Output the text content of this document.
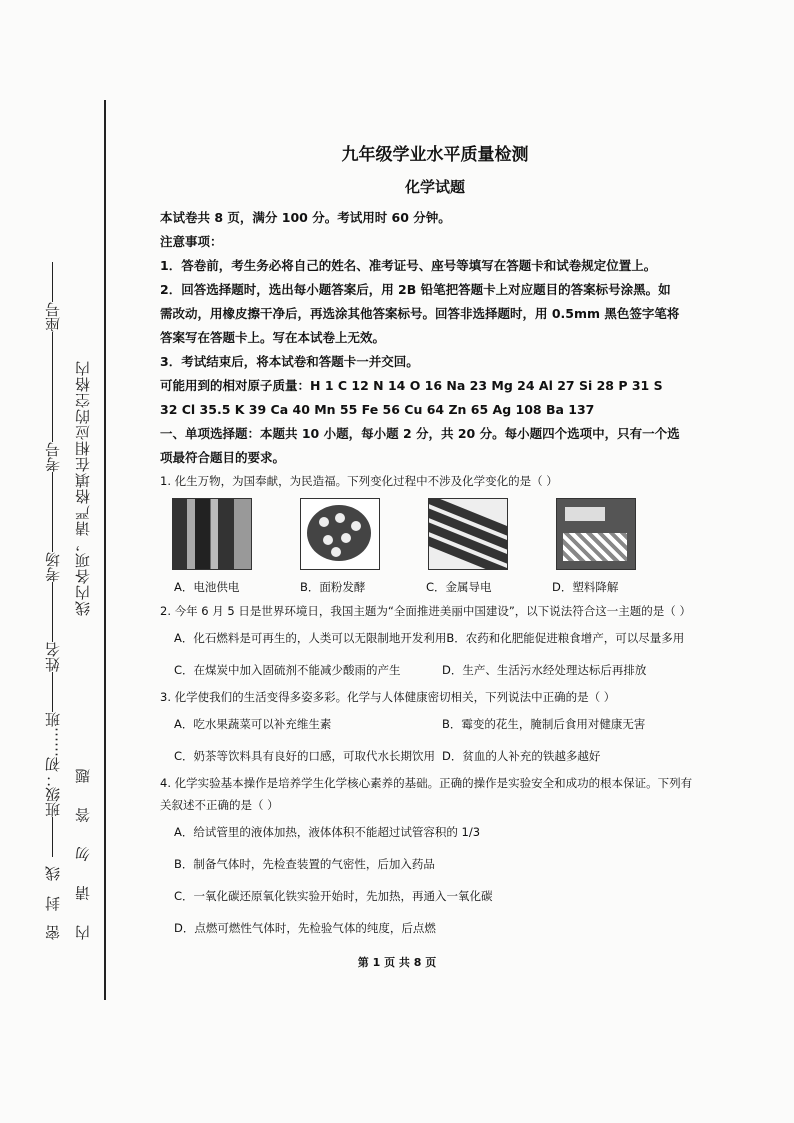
密

封

线

班级：
初
……
班
姓名
考场
考号
座号
内    请    勿    答    题  线内各项，请严格填在相应的空格内
九年级学业水平质量检测
化学试题
本试卷共 8 页，满分 100 分。考试用时 60 分钟。
注意事项：
1．答卷前，考生务必将自己的姓名、准考证号、座号等填写在答题卡和试卷规定位置上。
2．回答选择题时，选出每小题答案后，用 2B 铅笔把答题卡上对应题目的答案标号涂黑。如
需改动，用橡皮擦干净后，再选涂其他答案标号。回答非选择题时，用 0.5mm 黑色签字笔将
答案写在答题卡上。写在本试卷上无效。
3．考试结束后，将本试卷和答题卡一并交回。
可能用到的相对原子质量：H 1 C 12 N 14 O 16 Na 23 Mg 24 Al 27 Si 28 P 31 S
32 Cl 35.5 K 39 Ca 40 Mn 55 Fe 56 Cu 64 Zn 65 Ag 108 Ba 137
一、单项选择题：本题共 10 小题，每小题 2 分，共 20 分。每小题四个选项中，只有一个选
项最符合题目的要求。
1. 化生万物，为国奉献，为民造福。下列变化过程中不涉及化学变化的是（ ）
A．电池供电	B．面粉发酵	C．金属导电	D．塑料降解
2. 今年 6 月 5 日是世界环境日，我国主题为“全面推进美丽中国建设”，以下说法符合这一主题的是（ ）
A．化石燃料是可再生的，人类可以无限制地开发利用 B．农药和化肥能促进粮食增产，可以尽量多用
C．在煤炭中加入固硫剂不能减少酸雨的产生	D．生产、生活污水经处理达标后再排放
3. 化学使我们的生活变得多姿多彩。化学与人体健康密切相关，下列说法中正确的是（ ）
A．吃水果蔬菜可以补充维生素	B．霉变的花生，腌制后食用对健康无害
C．奶茶等饮料具有良好的口感，可取代水长期饮用 D．贫血的人补充的铁越多越好
4. 化学实验基本操作是培养学生化学核心素养的基础。正确的操作是实验安全和成功的根本保证。下列有
关叙述不正确的是（ ）
A．给试管里的液体加热，液体体积不能超过试管容积的 1/3
B．制备气体时，先检查装置的气密性，后加入药品
C．一氧化碳还原氧化铁实验开始时，先加热，再通入一氧化碳
D．点燃可燃性气体时，先检验气体的纯度，后点燃
第 1 页 共 8 页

..............................

- **Prompt**: Give every line back word for word and leave the pictures out.

- **Correct response**:
Output the text content of this document.
密

封

线

班级：
初
……
班
姓名
考场
考号
座号
内    请    勿    答    题  线内各项，请严格填在相应的空格内
九年级学业水平质量检测
化学试题
本试卷共 8 页，满分 100 分。考试用时 60 分钟。
注意事项：
1．答卷前，考生务必将自己的姓名、准考证号、座号等填写在答题卡和试卷规定位置上。
2．回答选择题时，选出每小题答案后，用 2B 铅笔把答题卡上对应题目的答案标号涂黑。如
需改动，用橡皮擦干净后，再选涂其他答案标号。回答非选择题时，用 0.5mm 黑色签字笔将
答案写在答题卡上。写在本试卷上无效。
3．考试结束后，将本试卷和答题卡一并交回。
可能用到的相对原子质量：H 1 C 12 N 14 O 16 Na 23 Mg 24 Al 27 Si 28 P 31 S
32 Cl 35.5 K 39 Ca 40 Mn 55 Fe 56 Cu 64 Zn 65 Ag 108 Ba 137
一、单项选择题：本题共 10 小题，每小题 2 分，共 20 分。每小题四个选项中，只有一个选
项最符合题目的要求。
1. 化生万物，为国奉献，为民造福。下列变化过程中不涉及化学变化的是（ ）
A．电池供电	B．面粉发酵	C．金属导电	D．塑料降解
2. 今年 6 月 5 日是世界环境日，我国主题为“全面推进美丽中国建设”，以下说法符合这一主题的是（ ）
A．化石燃料是可再生的，人类可以无限制地开发利用 B．农药和化肥能促进粮食增产，可以尽量多用
C．在煤炭中加入固硫剂不能减少酸雨的产生	D．生产、生活污水经处理达标后再排放
3. 化学使我们的生活变得多姿多彩。化学与人体健康密切相关，下列说法中正确的是（ ）
A．吃水果蔬菜可以补充维生素	B．霉变的花生，腌制后食用对健康无害
C．奶茶等饮料具有良好的口感，可取代水长期饮用 D．贫血的人补充的铁越多越好
4. 化学实验基本操作是培养学生化学核心素养的基础。正确的操作是实验安全和成功的根本保证。下列有
关叙述不正确的是（ ）
A．给试管里的液体加热，液体体积不能超过试管容积的 1/3
B．制备气体时，先检查装置的气密性，后加入药品
C．一氧化碳还原氧化铁实验开始时，先加热，再通入一氧化碳
D．点燃可燃性气体时，先检验气体的纯度，后点燃
第 1 页 共 8 页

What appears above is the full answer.